==== RECORDS TO PROCESS

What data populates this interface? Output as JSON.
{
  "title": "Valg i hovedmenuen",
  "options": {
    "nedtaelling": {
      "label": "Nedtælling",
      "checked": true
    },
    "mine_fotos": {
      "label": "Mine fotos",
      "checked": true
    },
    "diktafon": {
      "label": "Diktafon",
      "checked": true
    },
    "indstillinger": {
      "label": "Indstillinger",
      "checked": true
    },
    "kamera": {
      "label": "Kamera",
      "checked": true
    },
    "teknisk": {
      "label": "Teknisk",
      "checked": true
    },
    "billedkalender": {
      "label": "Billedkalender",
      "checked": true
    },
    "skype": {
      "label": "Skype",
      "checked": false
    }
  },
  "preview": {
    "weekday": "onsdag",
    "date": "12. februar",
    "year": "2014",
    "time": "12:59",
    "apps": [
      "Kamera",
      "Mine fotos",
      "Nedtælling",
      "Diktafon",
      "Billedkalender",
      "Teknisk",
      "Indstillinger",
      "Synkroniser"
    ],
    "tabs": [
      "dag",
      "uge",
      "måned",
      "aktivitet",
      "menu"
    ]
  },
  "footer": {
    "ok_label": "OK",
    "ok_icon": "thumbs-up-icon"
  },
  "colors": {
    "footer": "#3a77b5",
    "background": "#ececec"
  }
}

========

Return every entry exactly as given.

[RESPONSE TO THE TASK]:
What data populates this interface? Output as JSON.
{
  "title": "Valg i hovedmenuen",
  "options": {
    "nedtaelling": {
      "label": "Nedtælling",
      "checked": true
    },
    "mine_fotos": {
      "label": "Mine fotos",
      "checked": true
    },
    "diktafon": {
      "label": "Diktafon",
      "checked": true
    },
    "indstillinger": {
      "label": "Indstillinger",
      "checked": true
    },
    "kamera": {
      "label": "Kamera",
      "checked": true
    },
    "teknisk": {
      "label": "Teknisk",
      "checked": true
    },
    "billedkalender": {
      "label": "Billedkalender",
      "checked": true
    },
    "skype": {
      "label": "Skype",
      "checked": false
    }
  },
  "preview": {
    "weekday": "onsdag",
    "date": "12. februar",
    "year": "2014",
    "time": "12:59",
    "apps": [
      "Kamera",
      "Mine fotos",
      "Nedtælling",
      "Diktafon",
      "Billedkalender",
      "Teknisk",
      "Indstillinger",
      "Synkroniser"
    ],
    "tabs": [
      "dag",
      "uge",
      "måned",
      "aktivitet",
      "menu"
    ]
  },
  "footer": {
    "ok_label": "OK",
    "ok_icon": "thumbs-up-icon"
  },
  "colors": {
    "footer": "#3a77b5",
    "background": "#ececec"
  }
}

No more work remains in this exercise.